What is being asked: Restate, word for word, all of the material shown below.

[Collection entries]
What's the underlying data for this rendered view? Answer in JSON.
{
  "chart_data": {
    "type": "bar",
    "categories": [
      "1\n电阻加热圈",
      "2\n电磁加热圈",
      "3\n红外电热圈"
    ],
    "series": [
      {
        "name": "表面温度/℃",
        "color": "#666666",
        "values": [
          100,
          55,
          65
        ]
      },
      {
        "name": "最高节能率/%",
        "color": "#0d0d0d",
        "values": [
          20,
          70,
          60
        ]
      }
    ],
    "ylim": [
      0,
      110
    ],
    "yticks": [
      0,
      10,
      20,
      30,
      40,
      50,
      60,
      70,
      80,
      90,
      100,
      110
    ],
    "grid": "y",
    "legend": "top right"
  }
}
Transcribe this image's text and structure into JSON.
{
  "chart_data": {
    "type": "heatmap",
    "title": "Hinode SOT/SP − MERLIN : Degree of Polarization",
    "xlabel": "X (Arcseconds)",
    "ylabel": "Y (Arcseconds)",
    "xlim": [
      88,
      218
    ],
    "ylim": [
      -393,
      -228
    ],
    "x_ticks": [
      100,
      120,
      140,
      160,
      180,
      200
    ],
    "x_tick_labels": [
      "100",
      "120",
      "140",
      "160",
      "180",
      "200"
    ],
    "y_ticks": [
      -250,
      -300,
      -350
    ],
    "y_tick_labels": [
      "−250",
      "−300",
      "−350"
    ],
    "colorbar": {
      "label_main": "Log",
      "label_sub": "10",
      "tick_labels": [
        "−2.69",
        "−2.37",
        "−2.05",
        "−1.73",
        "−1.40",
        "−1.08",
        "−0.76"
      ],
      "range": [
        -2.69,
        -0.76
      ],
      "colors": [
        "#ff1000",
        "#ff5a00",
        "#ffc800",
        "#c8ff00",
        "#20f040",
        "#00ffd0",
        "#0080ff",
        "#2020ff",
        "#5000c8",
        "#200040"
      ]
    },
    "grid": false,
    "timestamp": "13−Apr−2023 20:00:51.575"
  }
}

Output of the exercise:
What's the underlying data for this rendered view? Answer in JSON.
{
  "chart_data": {
    "type": "bar",
    "categories": [
      "1\n电阻加热圈",
      "2\n电磁加热圈",
      "3\n红外电热圈"
    ],
    "series": [
      {
        "name": "表面温度/℃",
        "color": "#666666",
        "values": [
          100,
          55,
          65
        ]
      },
      {
        "name": "最高节能率/%",
        "color": "#0d0d0d",
        "values": [
          20,
          70,
          60
        ]
      }
    ],
    "ylim": [
      0,
      110
    ],
    "yticks": [
      0,
      10,
      20,
      30,
      40,
      50,
      60,
      70,
      80,
      90,
      100,
      110
    ],
    "grid": "y",
    "legend": "top right"
  }
}
Transcribe this image's text and structure into JSON.
{
  "chart_data": {
    "type": "heatmap",
    "title": "Hinode SOT/SP − MERLIN : Degree of Polarization",
    "xlabel": "X (Arcseconds)",
    "ylabel": "Y (Arcseconds)",
    "xlim": [
      88,
      218
    ],
    "ylim": [
      -393,
      -228
    ],
    "x_ticks": [
      100,
      120,
      140,
      160,
      180,
      200
    ],
    "x_tick_labels": [
      "100",
      "120",
      "140",
      "160",
      "180",
      "200"
    ],
    "y_ticks": [
      -250,
      -300,
      -350
    ],
    "y_tick_labels": [
      "−250",
      "−300",
      "−350"
    ],
    "colorbar": {
      "label_main": "Log",
      "label_sub": "10",
      "tick_labels": [
        "−2.69",
        "−2.37",
        "−2.05",
        "−1.73",
        "−1.40",
        "−1.08",
        "−0.76"
      ],
      "range": [
        -2.69,
        -0.76
      ],
      "colors": [
        "#ff1000",
        "#ff5a00",
        "#ffc800",
        "#c8ff00",
        "#20f040",
        "#00ffd0",
        "#0080ff",
        "#2020ff",
        "#5000c8",
        "#200040"
      ]
    },
    "grid": false,
    "timestamp": "13−Apr−2023 20:00:51.575"
  }
}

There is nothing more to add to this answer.